__Stated task__. Please list every line in the records below that contains the string "download".

__Given information__.
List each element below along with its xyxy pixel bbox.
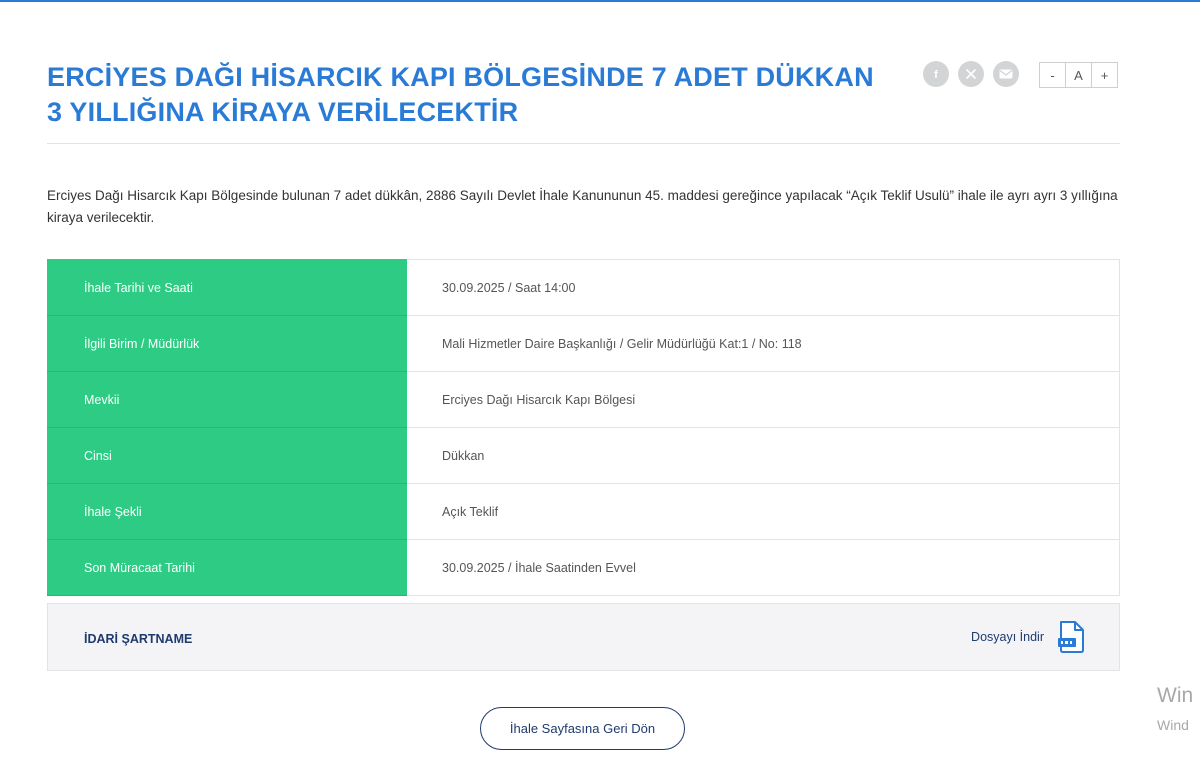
font-size-controls: - A + [1039, 62, 1118, 88]
table-row: İhale Tarihi ve Saati 30.09.2025 / Saat … [47, 259, 1120, 316]
svg-text:f: f [934, 69, 938, 81]
detail-label: İhale Tarihi ve Saati [47, 259, 407, 316]
table-row: Cinsi Dükkan [47, 427, 1120, 484]
x-icon [966, 69, 976, 79]
detail-value: Açık Teklif [406, 483, 1120, 540]
download-link[interactable]: Dosyayı İndir [971, 621, 1085, 653]
back-to-tenders-button[interactable]: İhale Sayfasına Geri Dön [480, 707, 685, 750]
detail-value: 30.09.2025 / Saat 14:00 [406, 259, 1120, 316]
x-share-button[interactable] [958, 61, 984, 87]
facebook-share-button[interactable]: f [923, 61, 949, 87]
mail-share-button[interactable] [993, 61, 1019, 87]
share-buttons: f [923, 61, 1019, 87]
title-divider [47, 143, 1120, 144]
facebook-icon: f [934, 69, 938, 81]
detail-label: Cinsi [47, 427, 407, 484]
document-row: İDARİ ŞARTNAME Dosyayı İndir [47, 603, 1120, 671]
table-row: İhale Şekli Açık Teklif [47, 483, 1120, 540]
pdf-file-icon [1058, 621, 1084, 653]
table-row: İlgili Birim / Müdürlük Mali Hizmetler D… [47, 315, 1120, 372]
watermark-line-1: Win [1157, 684, 1194, 707]
detail-value: 30.09.2025 / İhale Saatinden Evvel [406, 539, 1120, 596]
detail-label: Son Müracaat Tarihi [47, 539, 407, 596]
detail-value: Dükkan [406, 427, 1120, 484]
font-decrease-button[interactable]: - [1040, 63, 1066, 87]
document-title: İDARİ ŞARTNAME [84, 632, 193, 646]
detail-label: Mevkii [47, 371, 407, 428]
detail-label: İhale Şekli [47, 483, 407, 540]
top-accent-bar [0, 0, 1200, 2]
table-row: Mevkii Erciyes Dağı Hisarcık Kapı Bölges… [47, 371, 1120, 428]
detail-label: İlgili Birim / Müdürlük [47, 315, 407, 372]
page-title: ERCİYES DAĞI HİSARCIK KAPI BÖLGESİNDE 7 … [47, 62, 874, 127]
detail-value: Erciyes Dağı Hisarcık Kapı Bölgesi [406, 371, 1120, 428]
tender-details-table: İhale Tarihi ve Saati 30.09.2025 / Saat … [47, 259, 1120, 596]
detail-value: Mali Hizmetler Daire Başkanlığı / Gelir … [406, 315, 1120, 372]
watermark-line-2: Wind [1157, 717, 1189, 733]
font-increase-button[interactable]: + [1092, 63, 1117, 87]
tender-description: Erciyes Dağı Hisarcık Kapı Bölgesinde bu… [47, 188, 1118, 225]
table-row: Son Müracaat Tarihi 30.09.2025 / İhale S… [47, 539, 1120, 596]
font-reset-button[interactable]: A [1066, 63, 1092, 87]
windows-activation-watermark: Win Wind [1157, 683, 1193, 735]
mail-icon [999, 69, 1013, 79]
download-label: Dosyayı İndir [971, 630, 1044, 644]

__In response__.
download-link[interactable]: Dosyayı İndir [971, 621, 1085, 653]
download-label: Dosyayı İndir [971, 630, 1044, 644]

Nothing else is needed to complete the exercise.